* EXERCISE DESCRIPTION *
Copy out the records in full, word for word, without pictures.

### DATASET CONTENT

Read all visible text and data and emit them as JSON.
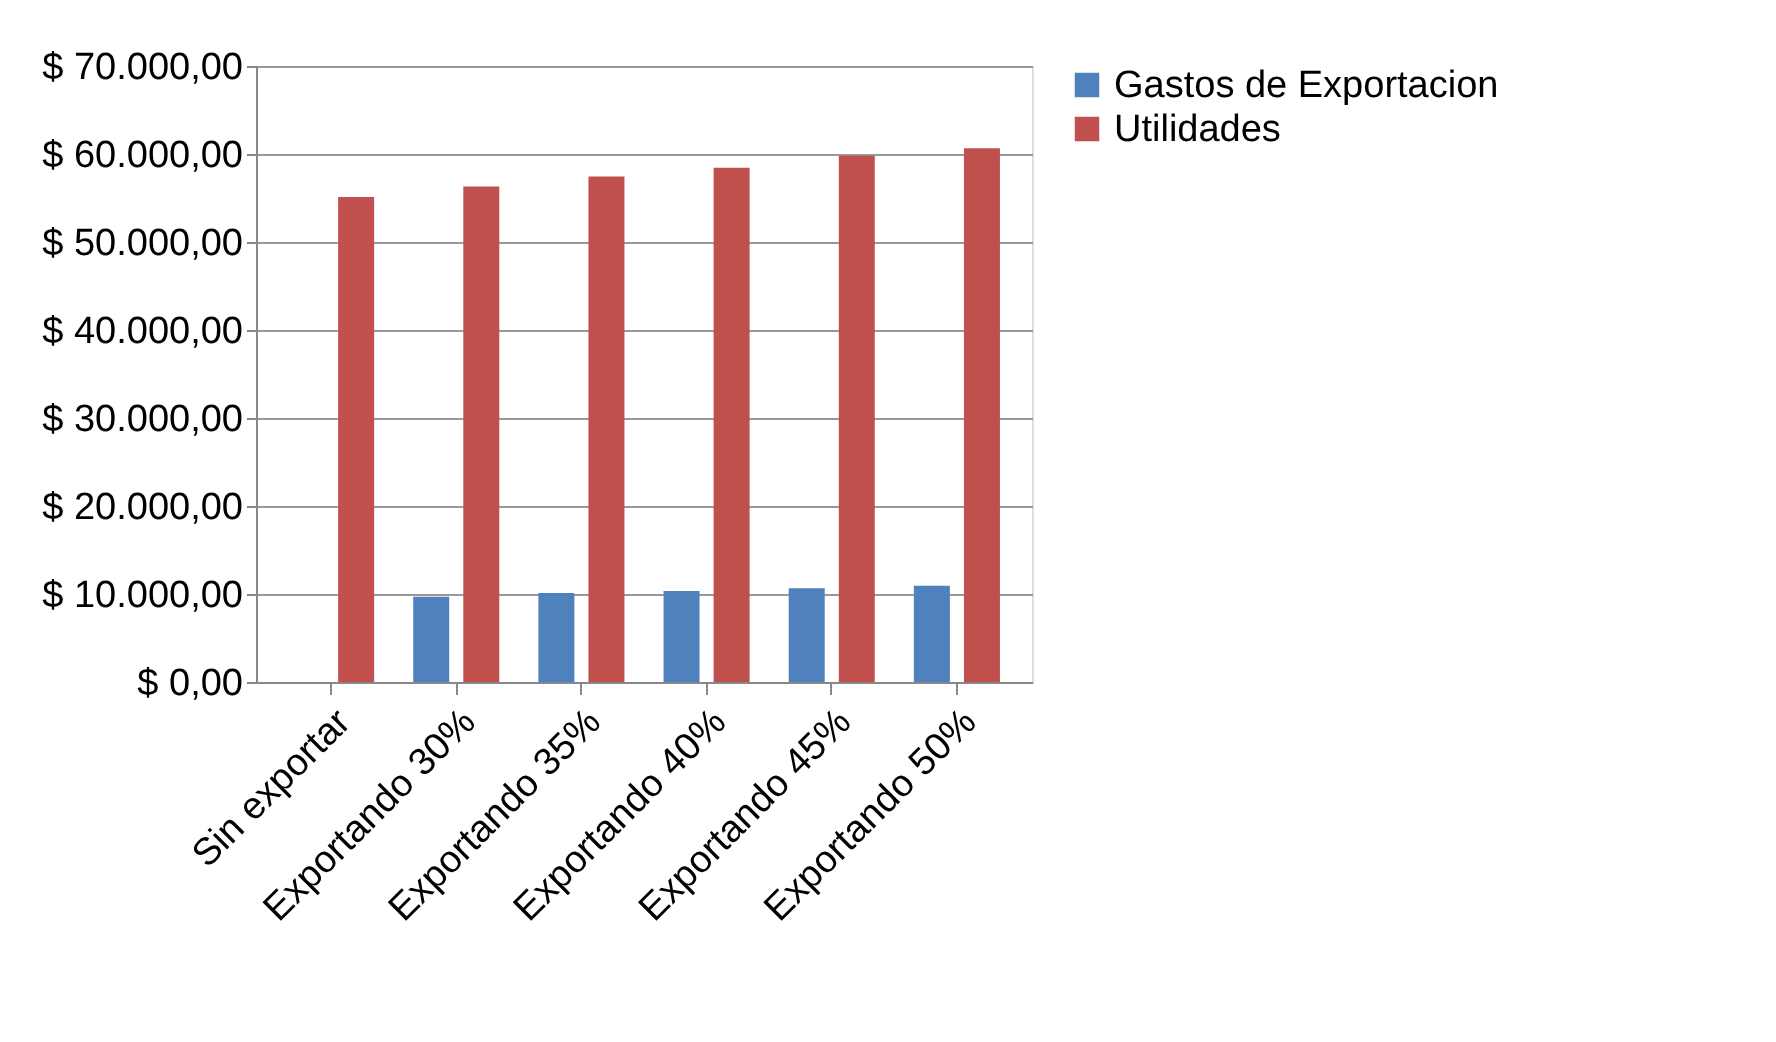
{
  "chart_data": {
    "type": "bar",
    "categories": [
      "Sin exportar",
      "Exportando 30%",
      "Exportando 35%",
      "Exportando 40%",
      "Exportando 45%",
      "Exportando 50%"
    ],
    "series": [
      {
        "name": "Gastos de Exportacion",
        "color": "#4f81bd",
        "values": [
          0,
          9700,
          10100,
          10350,
          10650,
          10950
        ]
      },
      {
        "name": "Utilidades",
        "color": "#c0504d",
        "values": [
          55100,
          56300,
          57450,
          58450,
          59800,
          60650
        ]
      }
    ],
    "ylim": [
      0,
      70000
    ],
    "yticks": [
      {
        "value": 0,
        "label": "$ 0,00"
      },
      {
        "value": 10000,
        "label": "$ 10.000,00"
      },
      {
        "value": 20000,
        "label": "$ 20.000,00"
      },
      {
        "value": 30000,
        "label": "$ 30.000,00"
      },
      {
        "value": 40000,
        "label": "$ 40.000,00"
      },
      {
        "value": 50000,
        "label": "$ 50.000,00"
      },
      {
        "value": 60000,
        "label": "$ 60.000,00"
      },
      {
        "value": 70000,
        "label": "$ 70.000,00"
      }
    ],
    "grid": "y",
    "legend": "right"
  }
}
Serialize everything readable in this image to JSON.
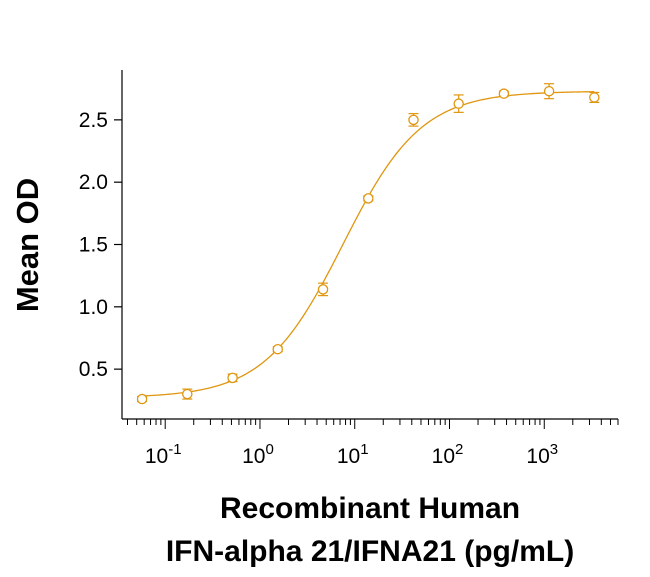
{
  "chart_data": {
    "type": "scatter",
    "title": "",
    "xlabel_line1": "Recombinant Human",
    "xlabel_line2": "IFN-alpha 21/IFNA21 (pg/mL)",
    "ylabel": "Mean OD",
    "x_scale": "log",
    "xlim": [
      0.035,
      6000
    ],
    "ylim": [
      0.1,
      2.9
    ],
    "x_ticks": [
      {
        "value": 0.1,
        "base": "10",
        "exp": "-1"
      },
      {
        "value": 1,
        "base": "10",
        "exp": "0"
      },
      {
        "value": 10,
        "base": "10",
        "exp": "1"
      },
      {
        "value": 100,
        "base": "10",
        "exp": "2"
      },
      {
        "value": 1000,
        "base": "10",
        "exp": "3"
      }
    ],
    "y_ticks": [
      0.5,
      1.0,
      1.5,
      2.0,
      2.5
    ],
    "y_tick_labels": [
      "0.5",
      "1.0",
      "1.5",
      "2.0",
      "2.5"
    ],
    "color": "#E0960F",
    "grid": false,
    "series": [
      {
        "x": [
          0.057,
          0.171,
          0.514,
          1.54,
          4.63,
          13.9,
          41.7,
          125,
          375,
          1125,
          3375
        ],
        "y": [
          0.26,
          0.3,
          0.43,
          0.66,
          1.14,
          1.87,
          2.5,
          2.63,
          2.71,
          2.73,
          2.68
        ],
        "err": [
          0.02,
          0.04,
          0.03,
          0.02,
          0.05,
          0.02,
          0.05,
          0.07,
          0.02,
          0.06,
          0.04
        ]
      }
    ],
    "fit": {
      "type": "4PL",
      "bottom": 0.27,
      "top": 2.73,
      "ec50": 7.5,
      "hill": 1.05
    }
  }
}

######

* CORRECT ANSWER *
Read all visible text and data and emit them as JSON.
{
  "chart_data": {
    "type": "bar",
    "categories": [
      "Sin exportar",
      "Exportando 30%",
      "Exportando 35%",
      "Exportando 40%",
      "Exportando 45%",
      "Exportando 50%"
    ],
    "series": [
      {
        "name": "Gastos de Exportacion",
        "color": "#4f81bd",
        "values": [
          0,
          9700,
          10100,
          10350,
          10650,
          10950
        ]
      },
      {
        "name": "Utilidades",
        "color": "#c0504d",
        "values": [
          55100,
          56300,
          57450,
          58450,
          59800,
          60650
        ]
      }
    ],
    "ylim": [
      0,
      70000
    ],
    "yticks": [
      {
        "value": 0,
        "label": "$ 0,00"
      },
      {
        "value": 10000,
        "label": "$ 10.000,00"
      },
      {
        "value": 20000,
        "label": "$ 20.000,00"
      },
      {
        "value": 30000,
        "label": "$ 30.000,00"
      },
      {
        "value": 40000,
        "label": "$ 40.000,00"
      },
      {
        "value": 50000,
        "label": "$ 50.000,00"
      },
      {
        "value": 60000,
        "label": "$ 60.000,00"
      },
      {
        "value": 70000,
        "label": "$ 70.000,00"
      }
    ],
    "grid": "y",
    "legend": "right"
  }
}
Serialize everything readable in this image to JSON.
{
  "chart_data": {
    "type": "scatter",
    "title": "",
    "xlabel_line1": "Recombinant Human",
    "xlabel_line2": "IFN-alpha 21/IFNA21 (pg/mL)",
    "ylabel": "Mean OD",
    "x_scale": "log",
    "xlim": [
      0.035,
      6000
    ],
    "ylim": [
      0.1,
      2.9
    ],
    "x_ticks": [
      {
        "value": 0.1,
        "base": "10",
        "exp": "-1"
      },
      {
        "value": 1,
        "base": "10",
        "exp": "0"
      },
      {
        "value": 10,
        "base": "10",
        "exp": "1"
      },
      {
        "value": 100,
        "base": "10",
        "exp": "2"
      },
      {
        "value": 1000,
        "base": "10",
        "exp": "3"
      }
    ],
    "y_ticks": [
      0.5,
      1.0,
      1.5,
      2.0,
      2.5
    ],
    "y_tick_labels": [
      "0.5",
      "1.0",
      "1.5",
      "2.0",
      "2.5"
    ],
    "color": "#E0960F",
    "grid": false,
    "series": [
      {
        "x": [
          0.057,
          0.171,
          0.514,
          1.54,
          4.63,
          13.9,
          41.7,
          125,
          375,
          1125,
          3375
        ],
        "y": [
          0.26,
          0.3,
          0.43,
          0.66,
          1.14,
          1.87,
          2.5,
          2.63,
          2.71,
          2.73,
          2.68
        ],
        "err": [
          0.02,
          0.04,
          0.03,
          0.02,
          0.05,
          0.02,
          0.05,
          0.07,
          0.02,
          0.06,
          0.04
        ]
      }
    ],
    "fit": {
      "type": "4PL",
      "bottom": 0.27,
      "top": 2.73,
      "ec50": 7.5,
      "hill": 1.05
    }
  }
}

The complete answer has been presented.